- Required task: Read through the records below and copy each line that uses the word "凯勒积极乐观的生命态度".

- Data excerpts:
— Start —

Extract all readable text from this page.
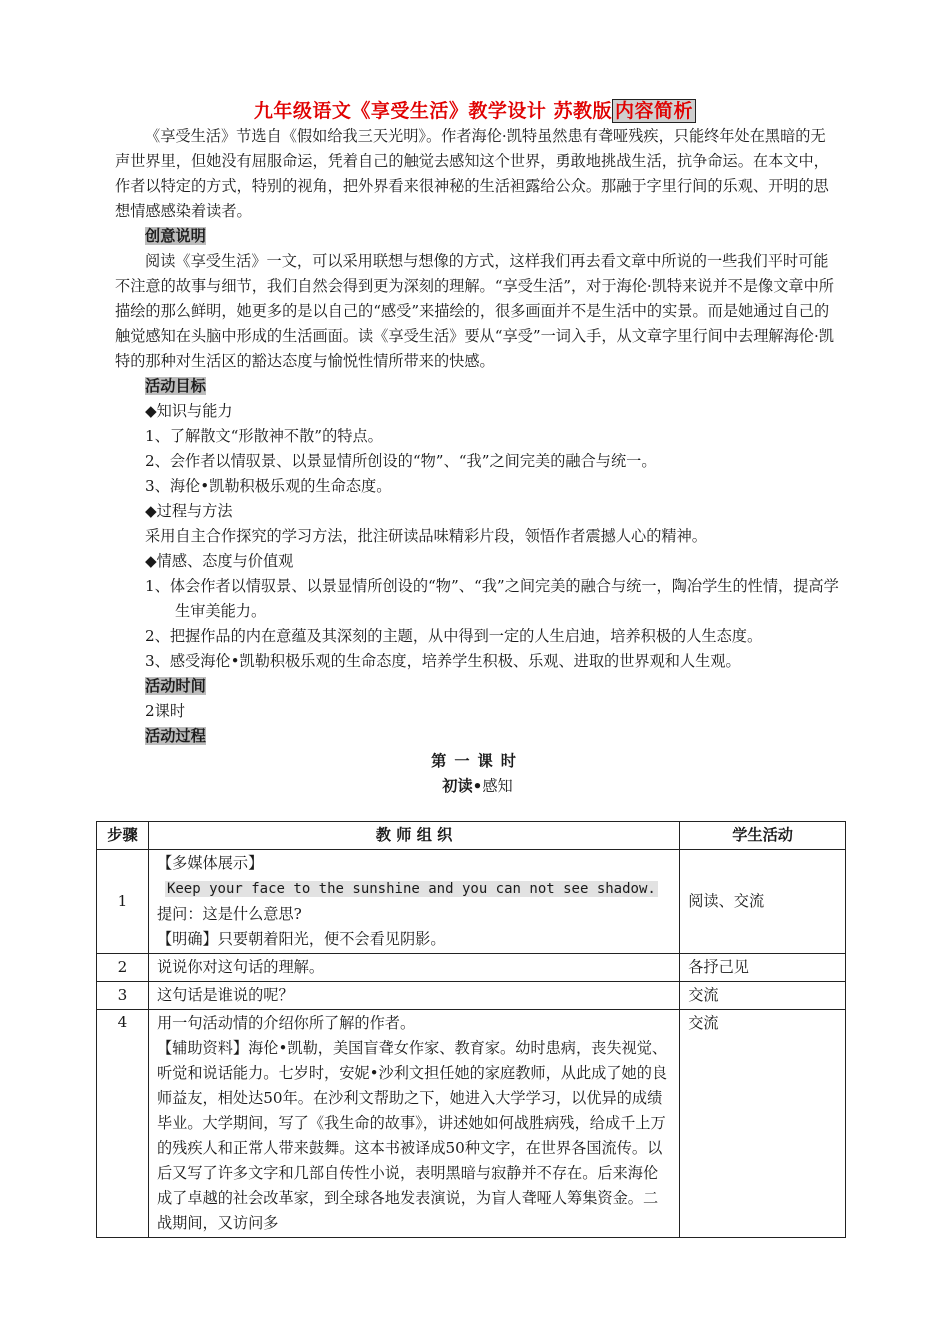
九年级语文《享受生活》教学设计 苏教版 内容简析

《享受生活》节选自《假如给我三天光明》。作者海伦·凯特虽然患有聋哑残疾，只能终年处在黑暗的无声世界里，但她没有屈服命运，凭着自己的触觉去感知这个世界，勇敢地挑战生活，抗争命运。在本文中，作者以特定的方式，特别的视角，把外界看来很神秘的生活袒露给公众。那融于字里行间的乐观、开明的思想情感感染着读者。

创意说明

阅读《享受生活》一文，可以采用联想与想像的方式，这样我们再去看文章中所说的一些我们平时可能不注意的故事与细节，我们自然会得到更为深刻的理解。“享受生活”，对于海伦·凯特来说并不是像文章中所描绘的那么鲜明，她更多的是以自己的“感受”来描绘的，很多画面并不是生活中的实景。而是她通过自己的触觉感知在头脑中形成的生活画面。读《享受生活》要从“享受”一词入手，从文章字里行间中去理解海伦·凯特的那种对生活区的豁达态度与愉悦性情所带来的快感。

活动目标

◆知识与能力

1、了解散文“形散神不散”的特点。

2、会作者以情驭景、以景显情所创设的“物”、“我”之间完美的融合与统一。

3、海伦•凯勒积极乐观的生命态度。

◆过程与方法

采用自主合作探究的学习方法，批注研读品味精彩片段，领悟作者震撼人心的精神。

◆情感、态度与价值观

1、体会作者以情驭景、以景显情所创设的“物”、“我”之间完美的融合与统一，陶冶学生的性情，提高学生审美能力。

2、把握作品的内在意蕴及其深刻的主题，从中得到一定的人生启迪，培养积极的人生态度。

3、感受海伦•凯勒积极乐观的生命态度，培养学生积极、乐观、进取的世界观和人生观。

活动时间

2课时

活动过程

第一课时

初读•感知

步骤	教 师 组 织	学生活动
1	【多媒体展示】
Keep your face to the sunshine and you can not see shadow.
提问：这是什么意思?
【明确】只要朝着阳光，便不会看见阴影。	阅读、交流
2	说说你对这句话的理解。	各抒己见
3	这句话是谁说的呢？	交流
4	用一句活动情的介绍你所了解的作者。
【辅助资料】海伦•凯勒，美国盲聋女作家、教育家。幼时患病，丧失视觉、听觉和说话能力。七岁时，安妮•沙利文担任她的家庭教师，从此成了她的良师益友，相处达50年。在沙利文帮助之下，她进入大学学习，以优异的成绩毕业。大学期间，写了《我生命的故事》，讲述她如何战胜病残，给成千上万的残疾人和正常人带来鼓舞。这本书被译成50种文字，在世界各国流传。以后又写了许多文字和几部自传性小说，表明黑暗与寂静并不存在。后来海伦成了卓越的社会改革家，到全球各地发表演说，为盲人聋哑人筹集资金。二战期间，又访问多	交流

— End —

- Response:
3、海伦•凯勒积极乐观的生命态度。
3、感受海伦•凯勒积极乐观的生命态度，培养学生积极、乐观、进取的世界观和人生观。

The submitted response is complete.